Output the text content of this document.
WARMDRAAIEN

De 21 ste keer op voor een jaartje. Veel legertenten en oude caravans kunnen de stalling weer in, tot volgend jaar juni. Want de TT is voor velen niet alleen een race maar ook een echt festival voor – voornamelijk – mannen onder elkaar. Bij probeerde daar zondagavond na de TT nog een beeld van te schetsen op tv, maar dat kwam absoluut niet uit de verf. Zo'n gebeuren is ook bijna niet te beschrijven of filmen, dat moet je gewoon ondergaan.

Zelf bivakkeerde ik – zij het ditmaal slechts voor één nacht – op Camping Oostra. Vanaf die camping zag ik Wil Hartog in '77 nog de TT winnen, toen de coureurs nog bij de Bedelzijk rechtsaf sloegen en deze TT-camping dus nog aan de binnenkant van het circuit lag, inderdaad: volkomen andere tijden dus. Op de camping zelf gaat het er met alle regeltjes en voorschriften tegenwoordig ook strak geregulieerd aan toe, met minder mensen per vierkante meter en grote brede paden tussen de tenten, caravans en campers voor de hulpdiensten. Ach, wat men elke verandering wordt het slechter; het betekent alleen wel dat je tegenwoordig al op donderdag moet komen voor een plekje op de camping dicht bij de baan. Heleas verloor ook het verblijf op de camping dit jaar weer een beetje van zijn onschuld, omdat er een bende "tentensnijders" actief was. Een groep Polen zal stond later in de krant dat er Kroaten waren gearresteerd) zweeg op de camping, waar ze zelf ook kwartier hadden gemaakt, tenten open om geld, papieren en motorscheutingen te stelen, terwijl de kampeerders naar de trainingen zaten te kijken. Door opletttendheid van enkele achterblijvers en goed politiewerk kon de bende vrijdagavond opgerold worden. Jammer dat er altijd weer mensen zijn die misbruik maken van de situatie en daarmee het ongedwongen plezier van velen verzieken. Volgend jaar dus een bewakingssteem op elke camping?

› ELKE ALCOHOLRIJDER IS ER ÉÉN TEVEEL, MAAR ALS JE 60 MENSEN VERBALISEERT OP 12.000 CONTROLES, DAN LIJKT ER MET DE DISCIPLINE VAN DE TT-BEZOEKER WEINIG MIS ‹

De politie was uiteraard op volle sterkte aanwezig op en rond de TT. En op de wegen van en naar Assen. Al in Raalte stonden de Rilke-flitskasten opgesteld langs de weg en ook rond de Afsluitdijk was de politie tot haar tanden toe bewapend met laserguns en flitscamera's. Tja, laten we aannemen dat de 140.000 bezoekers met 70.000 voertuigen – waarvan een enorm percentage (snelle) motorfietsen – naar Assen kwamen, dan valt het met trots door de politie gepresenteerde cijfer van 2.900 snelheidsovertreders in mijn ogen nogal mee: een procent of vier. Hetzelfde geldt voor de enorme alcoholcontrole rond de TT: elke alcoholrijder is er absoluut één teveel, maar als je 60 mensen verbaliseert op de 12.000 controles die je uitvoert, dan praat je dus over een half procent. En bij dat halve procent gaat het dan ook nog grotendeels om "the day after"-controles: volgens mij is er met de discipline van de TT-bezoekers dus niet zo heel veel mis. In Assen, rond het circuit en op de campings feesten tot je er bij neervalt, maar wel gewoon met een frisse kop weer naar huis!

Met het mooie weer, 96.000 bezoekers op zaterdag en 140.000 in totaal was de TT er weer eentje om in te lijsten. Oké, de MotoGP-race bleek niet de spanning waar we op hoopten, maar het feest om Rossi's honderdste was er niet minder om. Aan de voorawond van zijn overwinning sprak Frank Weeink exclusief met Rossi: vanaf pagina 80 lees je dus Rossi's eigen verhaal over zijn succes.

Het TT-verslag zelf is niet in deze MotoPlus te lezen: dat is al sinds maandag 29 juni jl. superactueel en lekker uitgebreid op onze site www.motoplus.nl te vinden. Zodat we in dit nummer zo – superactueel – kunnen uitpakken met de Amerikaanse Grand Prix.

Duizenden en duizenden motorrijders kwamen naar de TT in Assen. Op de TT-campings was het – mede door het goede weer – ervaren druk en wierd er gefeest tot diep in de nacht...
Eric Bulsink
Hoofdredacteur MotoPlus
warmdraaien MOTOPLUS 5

• WHAT IS NEEDED:
Track down all lines above with the string "race" and copy them.

• COMPLETED TASK:
De 21 ste keer op voor een jaartje. Veel legertenten en oude caravans kunnen de stalling weer in, tot volgend jaar juni. Want de TT is voor velen niet alleen een race maar ook een echt festival voor – voornamelijk – mannen onder elkaar. Bij probeerde daar zondagavond na de TT nog een beeld van te schetsen op tv, maar dat kwam absoluut niet uit de verf. Zo'n gebeuren is ook bijna niet te beschrijven of filmen, dat moet je gewoon ondergaan.
Met het mooie weer, 96.000 bezoekers op zaterdag en 140.000 in totaal was de TT er weer eentje om in te lijsten. Oké, de MotoGP-race bleek niet de spanning waar we op hoopten, maar het feest om Rossi's honderdste was er niet minder om. Aan de voorawond van zijn overwinning sprak Frank Weeink exclusief met Rossi: vanaf pagina 80 lees je dus Rossi's eigen verhaal over zijn succes.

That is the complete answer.